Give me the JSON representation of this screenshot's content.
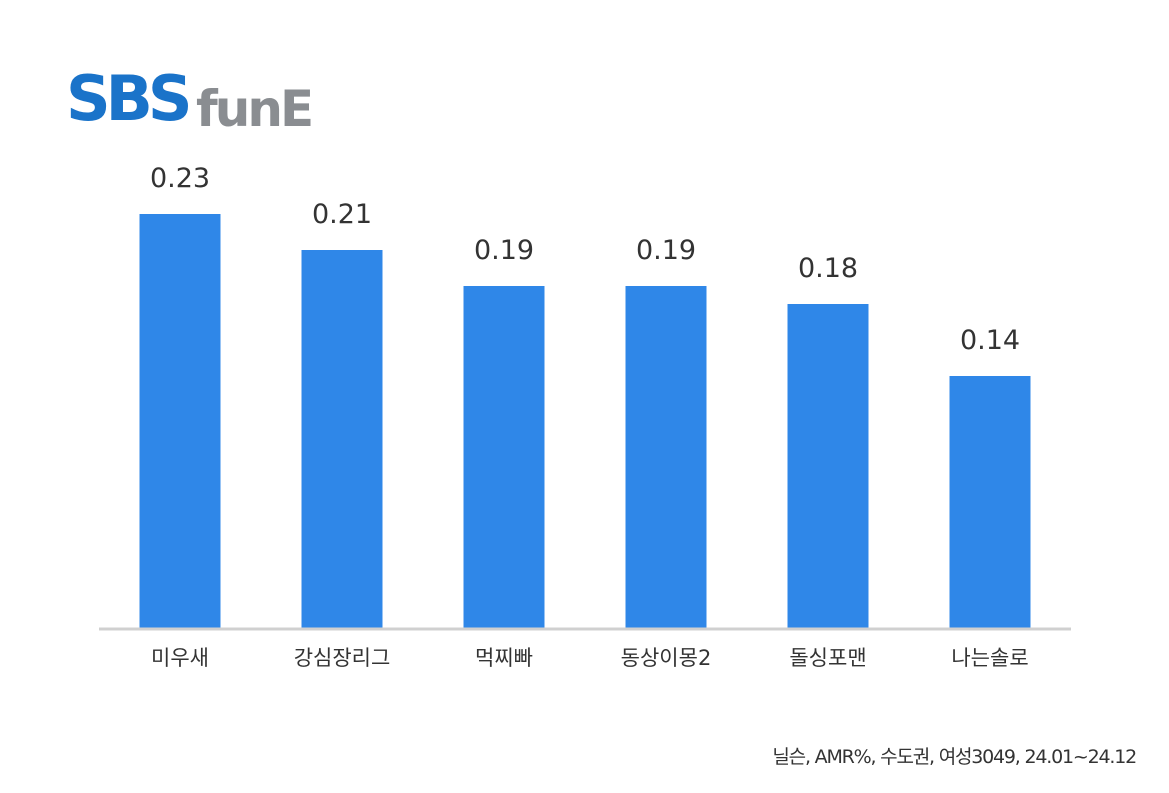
{
  "logo": {
    "brand": "SBS",
    "sub": "funE",
    "brand_color": "#1a73c9",
    "sub_color": "#8a8d91"
  },
  "chart_data": {
    "type": "bar",
    "categories": [
      "미우새",
      "강심장리그",
      "먹찌빠",
      "동상이몽2",
      "돌싱포맨",
      "나는솔로"
    ],
    "values": [
      0.23,
      0.21,
      0.19,
      0.19,
      0.18,
      0.14
    ],
    "data_labels": [
      "0.23",
      "0.21",
      "0.19",
      "0.19",
      "0.18",
      "0.14"
    ],
    "title": "",
    "xlabel": "",
    "ylabel": "",
    "ylim": [
      0,
      0.23
    ],
    "grid": false,
    "legend": "none",
    "bar_color": "#2f87e8",
    "axis_color": "#d0d0d0"
  },
  "footnote": "닐슨, AMR%, 수도권, 여성3049, 24.01~24.12"
}
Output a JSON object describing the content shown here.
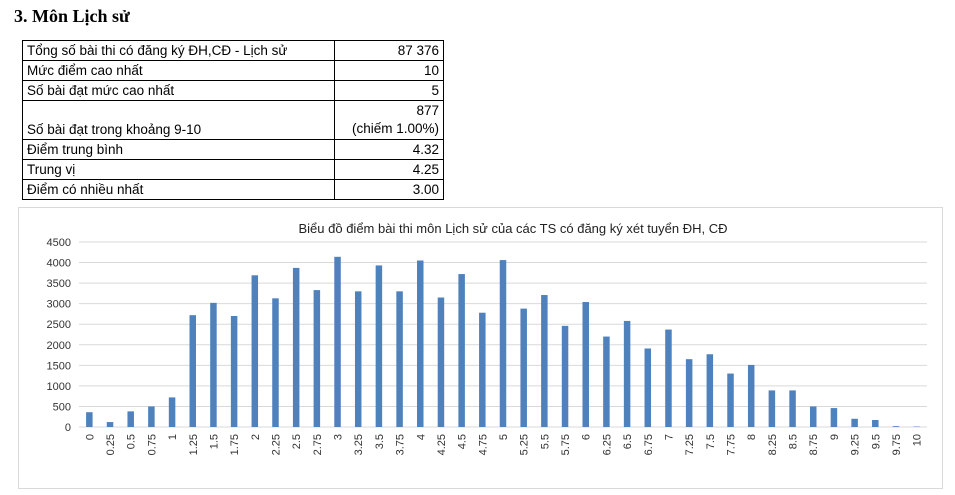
{
  "heading": "3. Môn Lịch sử",
  "stats": [
    {
      "label": "Tổng số bài thi có đăng ký ĐH,CĐ - Lịch sử",
      "value": [
        "87 376"
      ]
    },
    {
      "label": "Mức điểm cao nhất",
      "value": [
        "10"
      ]
    },
    {
      "label": "Số bài đạt mức cao nhất",
      "value": [
        "5"
      ]
    },
    {
      "label": "Số bài đạt trong khoảng 9-10",
      "value": [
        "877",
        "(chiếm 1.00%)"
      ]
    },
    {
      "label": "Điểm trung bình",
      "value": [
        "4.32"
      ]
    },
    {
      "label": "Trung vị",
      "value": [
        "4.25"
      ]
    },
    {
      "label": "Điểm có nhiều nhất",
      "value": [
        "3.00"
      ]
    }
  ],
  "chart_data": {
    "type": "bar",
    "title": "Biểu đồ điểm bài thi môn Lịch sử của các TS có đăng ký xét tuyển ĐH, CĐ",
    "xlabel": "",
    "ylabel": "",
    "ylim": [
      0,
      4500
    ],
    "yticks": [
      0,
      500,
      1000,
      1500,
      2000,
      2500,
      3000,
      3500,
      4000,
      4500
    ],
    "grid": true,
    "bar_color": "#4f81bd",
    "categories": [
      "0",
      "0.25",
      "0.5",
      "0.75",
      "1",
      "1.25",
      "1.5",
      "1.75",
      "2",
      "2.25",
      "2.5",
      "2.75",
      "3",
      "3.25",
      "3.5",
      "3.75",
      "4",
      "4.25",
      "4.5",
      "4.75",
      "5",
      "5.25",
      "5.5",
      "5.75",
      "6",
      "6.25",
      "6.5",
      "6.75",
      "7",
      "7.25",
      "7.5",
      "7.75",
      "8",
      "8.25",
      "8.5",
      "8.75",
      "9",
      "9.25",
      "9.5",
      "9.75",
      "10"
    ],
    "values": [
      360,
      120,
      380,
      500,
      720,
      2720,
      3020,
      2700,
      3690,
      3130,
      3870,
      3330,
      4140,
      3300,
      3930,
      3300,
      4050,
      3150,
      3720,
      2780,
      4060,
      2880,
      3210,
      2460,
      3040,
      2200,
      2580,
      1910,
      2370,
      1650,
      1770,
      1300,
      1510,
      890,
      890,
      500,
      460,
      200,
      170,
      20,
      10
    ]
  }
}
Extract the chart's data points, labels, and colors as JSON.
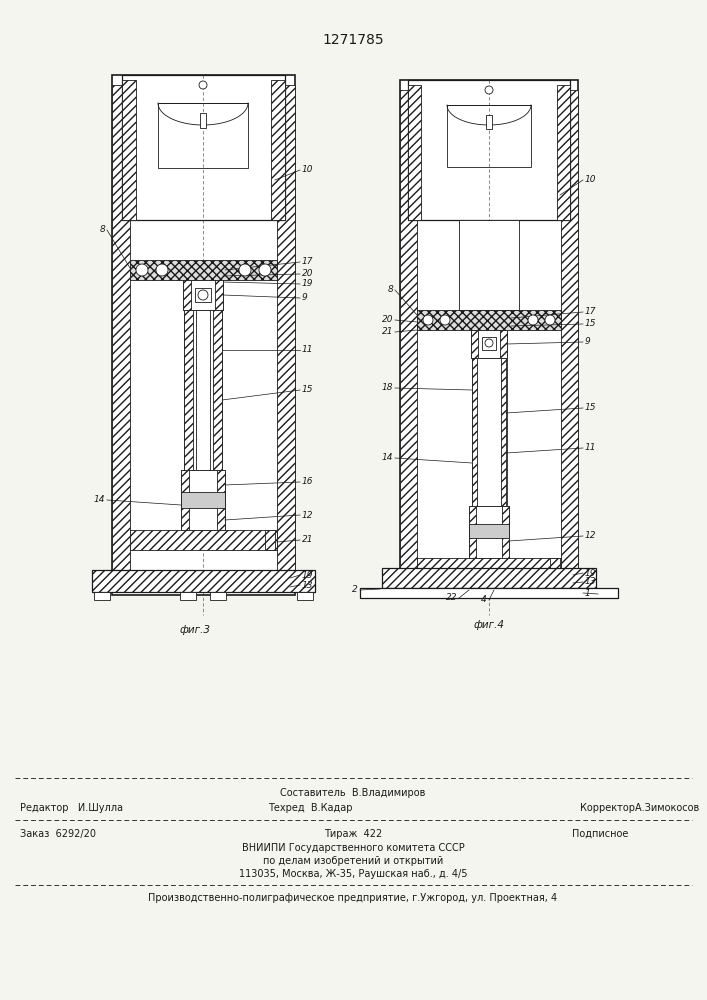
{
  "patent_number": "1271785",
  "bg": "#f5f5f0",
  "lc": "#1a1a1a",
  "fig3_label": "фиг.3",
  "fig4_label": "фиг.4",
  "footer_stavitel": "Составитель  В.Владимиров",
  "footer_red": "Редактор   И.Шулла",
  "footer_teh": "Техред  В.Кадар",
  "footer_kor": "КорректорА.Зимокосов",
  "footer_zakaz": "Заказ  6292/20",
  "footer_tiraz": "Тираж  422",
  "footer_podp": "Подписное",
  "footer_vniip1": "ВНИИПИ Государственного комитета СССР",
  "footer_vniip2": "по делам изобретений и открытий",
  "footer_addr": "113035, Москва, Ж-35, Раушская наб., д. 4/5",
  "footer_last": "Производственно-полиграфическое предприятие, г.Ужгород, ул. Проектная, 4"
}
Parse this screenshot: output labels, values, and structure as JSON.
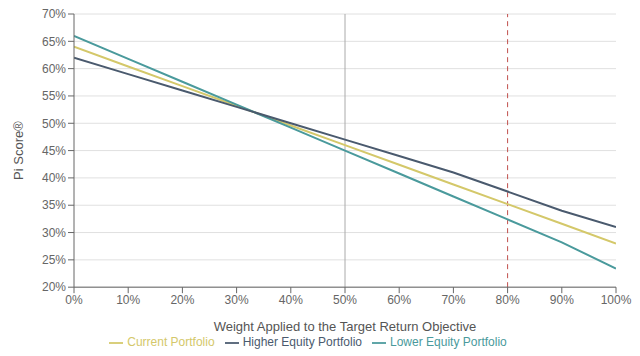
{
  "chart_data": {
    "type": "line",
    "xlabel": "Weight Applied to the Target Return Objective",
    "ylabel": "Pi Score®",
    "x": [
      0,
      0.1,
      0.2,
      0.3,
      0.4,
      0.5,
      0.6,
      0.7,
      0.8,
      0.9,
      1.0
    ],
    "series": [
      {
        "name": "Current Portfolio",
        "color": "#d4c86a",
        "values": [
          0.64,
          0.604,
          0.568,
          0.532,
          0.496,
          0.46,
          0.424,
          0.388,
          0.352,
          0.316,
          0.28
        ]
      },
      {
        "name": "Lower Equity Portfolio",
        "color": "#4a9a9c",
        "values": [
          0.66,
          0.618,
          0.576,
          0.534,
          0.492,
          0.45,
          0.408,
          0.366,
          0.324,
          0.282,
          0.234
        ]
      },
      {
        "name": "Higher Equity Portfolio",
        "color": "#4a5a6e",
        "values": [
          0.62,
          0.59,
          0.56,
          0.53,
          0.5,
          0.47,
          0.44,
          0.41,
          0.375,
          0.34,
          0.31
        ]
      }
    ],
    "xlim": [
      0.0,
      1.0
    ],
    "ylim": [
      0.2,
      0.7
    ],
    "xticks": [
      {
        "value": 0.0,
        "label": "0%"
      },
      {
        "value": 0.1,
        "label": "10%"
      },
      {
        "value": 0.2,
        "label": "20%"
      },
      {
        "value": 0.3,
        "label": "30%"
      },
      {
        "value": 0.4,
        "label": "40%"
      },
      {
        "value": 0.5,
        "label": "50%"
      },
      {
        "value": 0.6,
        "label": "60%"
      },
      {
        "value": 0.7,
        "label": "70%"
      },
      {
        "value": 0.8,
        "label": "80%"
      },
      {
        "value": 0.9,
        "label": "90%"
      },
      {
        "value": 1.0,
        "label": "100%"
      }
    ],
    "yticks": [
      {
        "value": 0.2,
        "label": "20%"
      },
      {
        "value": 0.25,
        "label": "25%"
      },
      {
        "value": 0.3,
        "label": "30%"
      },
      {
        "value": 0.35,
        "label": "35%"
      },
      {
        "value": 0.4,
        "label": "40%"
      },
      {
        "value": 0.45,
        "label": "45%"
      },
      {
        "value": 0.5,
        "label": "50%"
      },
      {
        "value": 0.55,
        "label": "55%"
      },
      {
        "value": 0.6,
        "label": "60%"
      },
      {
        "value": 0.65,
        "label": "65%"
      },
      {
        "value": 0.7,
        "label": "70%"
      }
    ],
    "grid": "y",
    "legend": "bottom",
    "vlines": [
      {
        "x": 0.5,
        "color": "#aaaaaa",
        "line_style": "solid"
      },
      {
        "x": 0.8,
        "color": "#c0504d",
        "line_style": "dashed"
      }
    ]
  }
}
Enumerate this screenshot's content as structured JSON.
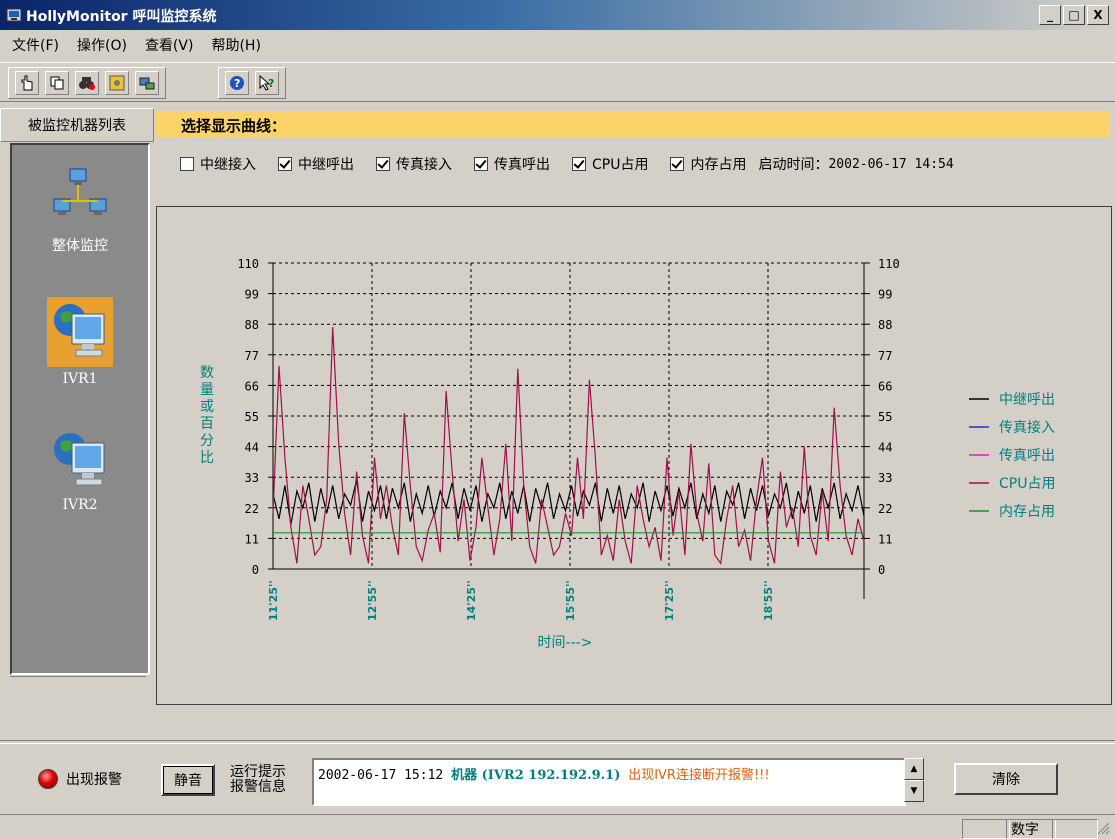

Written task. Leave the images out, please, and restate each line word for word.

Solution for this problem.
Give me the JSON representation of this screenshot's content.
{
  "logo": {
    "brand": "SBS",
    "sub": "funE",
    "brand_color": "#1a73c9",
    "sub_color": "#8a8d91"
  },
  "chart_data": {
    "type": "bar",
    "categories": [
      "미우새",
      "강심장리그",
      "먹찌빠",
      "동상이몽2",
      "돌싱포맨",
      "나는솔로"
    ],
    "values": [
      0.23,
      0.21,
      0.19,
      0.19,
      0.18,
      0.14
    ],
    "data_labels": [
      "0.23",
      "0.21",
      "0.19",
      "0.19",
      "0.18",
      "0.14"
    ],
    "title": "",
    "xlabel": "",
    "ylabel": "",
    "ylim": [
      0,
      0.23
    ],
    "grid": false,
    "legend": "none",
    "bar_color": "#2f87e8",
    "axis_color": "#d0d0d0"
  },
  "footnote": "닐슨, AMR%, 수도권, 여성3049, 24.01~24.12"
}
Output a JSON object describing the content shown here.
{
  "heading": "3. Môn Lịch sử",
  "stats": [
    {
      "label": "Tổng số bài thi có đăng ký ĐH,CĐ - Lịch sử",
      "value": [
        "87 376"
      ]
    },
    {
      "label": "Mức điểm cao nhất",
      "value": [
        "10"
      ]
    },
    {
      "label": "Số bài đạt mức cao nhất",
      "value": [
        "5"
      ]
    },
    {
      "label": "Số bài đạt trong khoảng 9-10",
      "value": [
        "877",
        "(chiếm 1.00%)"
      ]
    },
    {
      "label": "Điểm trung bình",
      "value": [
        "4.32"
      ]
    },
    {
      "label": "Trung vị",
      "value": [
        "4.25"
      ]
    },
    {
      "label": "Điểm có nhiều nhất",
      "value": [
        "3.00"
      ]
    }
  ],
  "chart_data": {
    "type": "bar",
    "title": "Biểu đồ điểm bài thi môn Lịch sử của các TS có đăng ký xét tuyển ĐH, CĐ",
    "xlabel": "",
    "ylabel": "",
    "ylim": [
      0,
      4500
    ],
    "yticks": [
      0,
      500,
      1000,
      1500,
      2000,
      2500,
      3000,
      3500,
      4000,
      4500
    ],
    "grid": true,
    "bar_color": "#4f81bd",
    "categories": [
      "0",
      "0.25",
      "0.5",
      "0.75",
      "1",
      "1.25",
      "1.5",
      "1.75",
      "2",
      "2.25",
      "2.5",
      "2.75",
      "3",
      "3.25",
      "3.5",
      "3.75",
      "4",
      "4.25",
      "4.5",
      "4.75",
      "5",
      "5.25",
      "5.5",
      "5.75",
      "6",
      "6.25",
      "6.5",
      "6.75",
      "7",
      "7.25",
      "7.5",
      "7.75",
      "8",
      "8.25",
      "8.5",
      "8.75",
      "9",
      "9.25",
      "9.5",
      "9.75",
      "10"
    ],
    "values": [
      360,
      120,
      380,
      500,
      720,
      2720,
      3020,
      2700,
      3690,
      3130,
      3870,
      3330,
      4140,
      3300,
      3930,
      3300,
      4050,
      3150,
      3720,
      2780,
      4060,
      2880,
      3210,
      2460,
      3040,
      2200,
      2580,
      1910,
      2370,
      1650,
      1770,
      1300,
      1510,
      890,
      890,
      500,
      460,
      200,
      170,
      20,
      10
    ]
  }
}
Extract the chart's data points, labels, and colors as JSON.
{
  "patent_number": "1271785",
  "bg": "#f5f5f0",
  "lc": "#1a1a1a",
  "fig3_label": "фиг.3",
  "fig4_label": "фиг.4",
  "footer_stavitel": "Составитель  В.Владимиров",
  "footer_red": "Редактор   И.Шулла",
  "footer_teh": "Техред  В.Кадар",
  "footer_kor": "КорректорА.Зимокосов",
  "footer_zakaz": "Заказ  6292/20",
  "footer_tiraz": "Тираж  422",
  "footer_podp": "Подписное",
  "footer_vniip1": "ВНИИПИ Государственного комитета СССР",
  "footer_vniip2": "по делам изобретений и открытий",
  "footer_addr": "113035, Москва, Ж-35, Раушская наб., д. 4/5",
  "footer_last": "Производственно-полиграфическое предприятие, г.Ужгород, ул. Проектная, 4"
}
Parse this screenshot: output labels, values, and structure as JSON.
{
  "chart_data": {
    "type": "line",
    "xlabel": "Weight Applied to the Target Return Objective",
    "ylabel": "Pi Score®",
    "x": [
      0,
      0.1,
      0.2,
      0.3,
      0.4,
      0.5,
      0.6,
      0.7,
      0.8,
      0.9,
      1.0
    ],
    "series": [
      {
        "name": "Current Portfolio",
        "color": "#d4c86a",
        "values": [
          0.64,
          0.604,
          0.568,
          0.532,
          0.496,
          0.46,
          0.424,
          0.388,
          0.352,
          0.316,
          0.28
        ]
      },
      {
        "name": "Lower Equity Portfolio",
        "color": "#4a9a9c",
        "values": [
          0.66,
          0.618,
          0.576,
          0.534,
          0.492,
          0.45,
          0.408,
          0.366,
          0.324,
          0.282,
          0.234
        ]
      },
      {
        "name": "Higher Equity Portfolio",
        "color": "#4a5a6e",
        "values": [
          0.62,
          0.59,
          0.56,
          0.53,
          0.5,
          0.47,
          0.44,
          0.41,
          0.375,
          0.34,
          0.31
        ]
      }
    ],
    "xlim": [
      0.0,
      1.0
    ],
    "ylim": [
      0.2,
      0.7
    ],
    "xticks": [
      {
        "value": 0.0,
        "label": "0%"
      },
      {
        "value": 0.1,
        "label": "10%"
      },
      {
        "value": 0.2,
        "label": "20%"
      },
      {
        "value": 0.3,
        "label": "30%"
      },
      {
        "value": 0.4,
        "label": "40%"
      },
      {
        "value": 0.5,
        "label": "50%"
      },
      {
        "value": 0.6,
        "label": "60%"
      },
      {
        "value": 0.7,
        "label": "70%"
      },
      {
        "value": 0.8,
        "label": "80%"
      },
      {
        "value": 0.9,
        "label": "90%"
      },
      {
        "value": 1.0,
        "label": "100%"
      }
    ],
    "yticks": [
      {
        "value": 0.2,
        "label": "20%"
      },
      {
        "value": 0.25,
        "label": "25%"
      },
      {
        "value": 0.3,
        "label": "30%"
      },
      {
        "value": 0.35,
        "label": "35%"
      },
      {
        "value": 0.4,
        "label": "40%"
      },
      {
        "value": 0.45,
        "label": "45%"
      },
      {
        "value": 0.5,
        "label": "50%"
      },
      {
        "value": 0.55,
        "label": "55%"
      },
      {
        "value": 0.6,
        "label": "60%"
      },
      {
        "value": 0.65,
        "label": "65%"
      },
      {
        "value": 0.7,
        "label": "70%"
      }
    ],
    "grid": "y",
    "legend": "bottom",
    "vlines": [
      {
        "x": 0.5,
        "color": "#aaaaaa",
        "line_style": "solid"
      },
      {
        "x": 0.8,
        "color": "#c0504d",
        "line_style": "dashed"
      }
    ]
  }
}
Enumerate this screenshot's content as structured JSON.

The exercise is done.